START RECORD SET

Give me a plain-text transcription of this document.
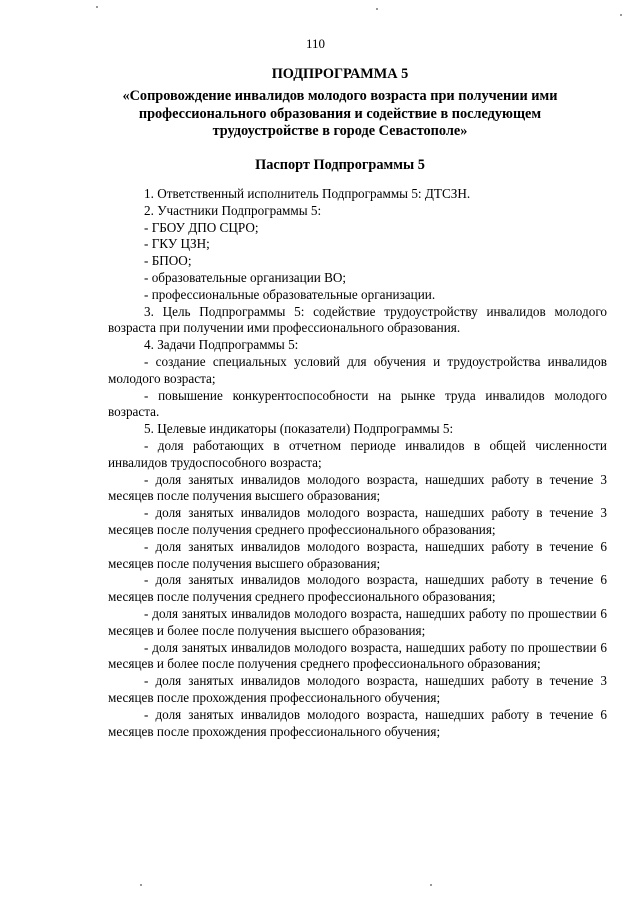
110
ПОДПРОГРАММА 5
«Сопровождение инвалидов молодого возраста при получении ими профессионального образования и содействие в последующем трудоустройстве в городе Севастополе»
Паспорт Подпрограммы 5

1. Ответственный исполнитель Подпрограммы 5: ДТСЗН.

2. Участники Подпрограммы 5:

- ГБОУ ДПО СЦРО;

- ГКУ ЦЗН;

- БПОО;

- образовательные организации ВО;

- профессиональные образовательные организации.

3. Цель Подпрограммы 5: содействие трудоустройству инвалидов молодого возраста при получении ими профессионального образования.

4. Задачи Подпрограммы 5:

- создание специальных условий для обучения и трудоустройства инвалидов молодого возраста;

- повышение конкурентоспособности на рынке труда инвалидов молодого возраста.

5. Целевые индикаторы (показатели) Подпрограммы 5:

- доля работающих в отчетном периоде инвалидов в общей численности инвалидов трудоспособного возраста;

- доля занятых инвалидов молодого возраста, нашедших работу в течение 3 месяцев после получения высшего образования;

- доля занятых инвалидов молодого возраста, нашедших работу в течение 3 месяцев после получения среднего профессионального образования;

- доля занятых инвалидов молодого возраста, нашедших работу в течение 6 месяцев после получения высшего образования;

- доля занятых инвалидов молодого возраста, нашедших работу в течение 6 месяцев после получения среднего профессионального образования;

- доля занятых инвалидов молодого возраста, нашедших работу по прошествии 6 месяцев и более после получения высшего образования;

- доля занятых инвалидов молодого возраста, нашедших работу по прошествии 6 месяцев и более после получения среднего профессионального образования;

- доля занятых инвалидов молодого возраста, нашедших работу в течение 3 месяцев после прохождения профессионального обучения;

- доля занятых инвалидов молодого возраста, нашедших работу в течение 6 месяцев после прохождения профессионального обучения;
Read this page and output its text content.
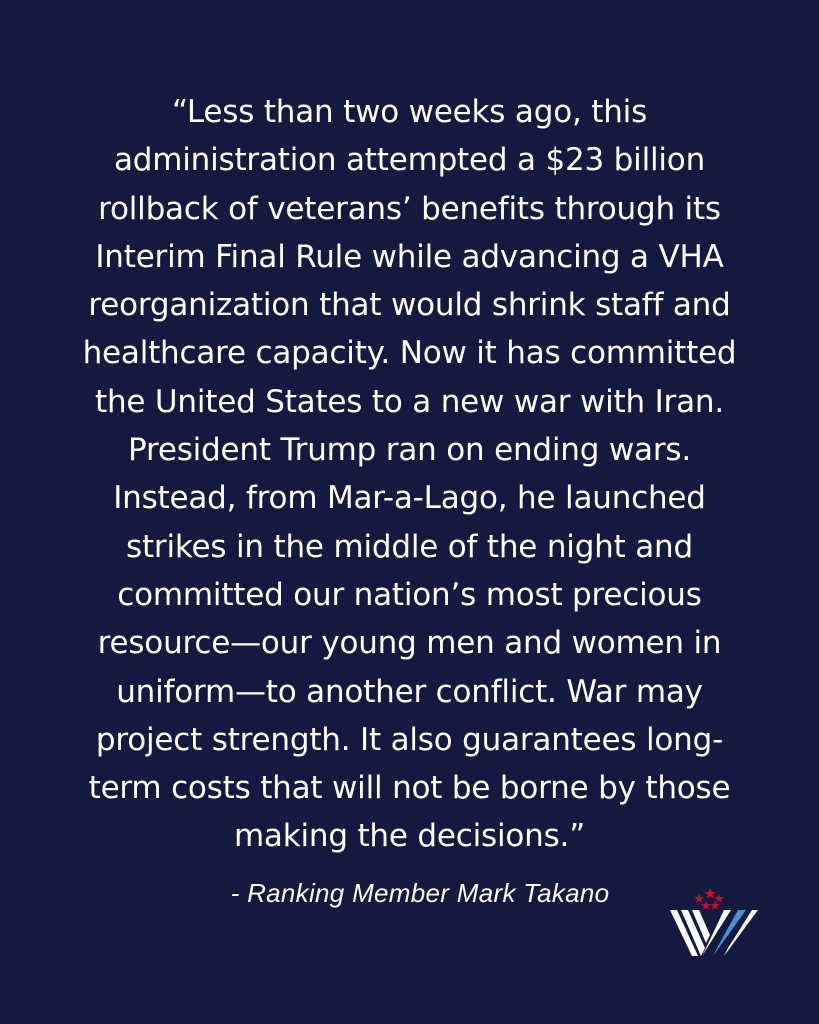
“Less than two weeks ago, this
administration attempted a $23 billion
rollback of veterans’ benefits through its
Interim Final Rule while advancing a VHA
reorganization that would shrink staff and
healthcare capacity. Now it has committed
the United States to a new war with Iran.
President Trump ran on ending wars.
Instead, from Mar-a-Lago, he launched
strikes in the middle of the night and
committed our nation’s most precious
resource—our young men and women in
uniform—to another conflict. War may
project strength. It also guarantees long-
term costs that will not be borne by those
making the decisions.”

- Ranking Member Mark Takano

END RECORD SET

PROBLEM: Each line that has the word "организации" should be copied.

OUTPUT FOR THIS EXERCISE:
- образовательные организации ВО;
- профессиональные образовательные организации.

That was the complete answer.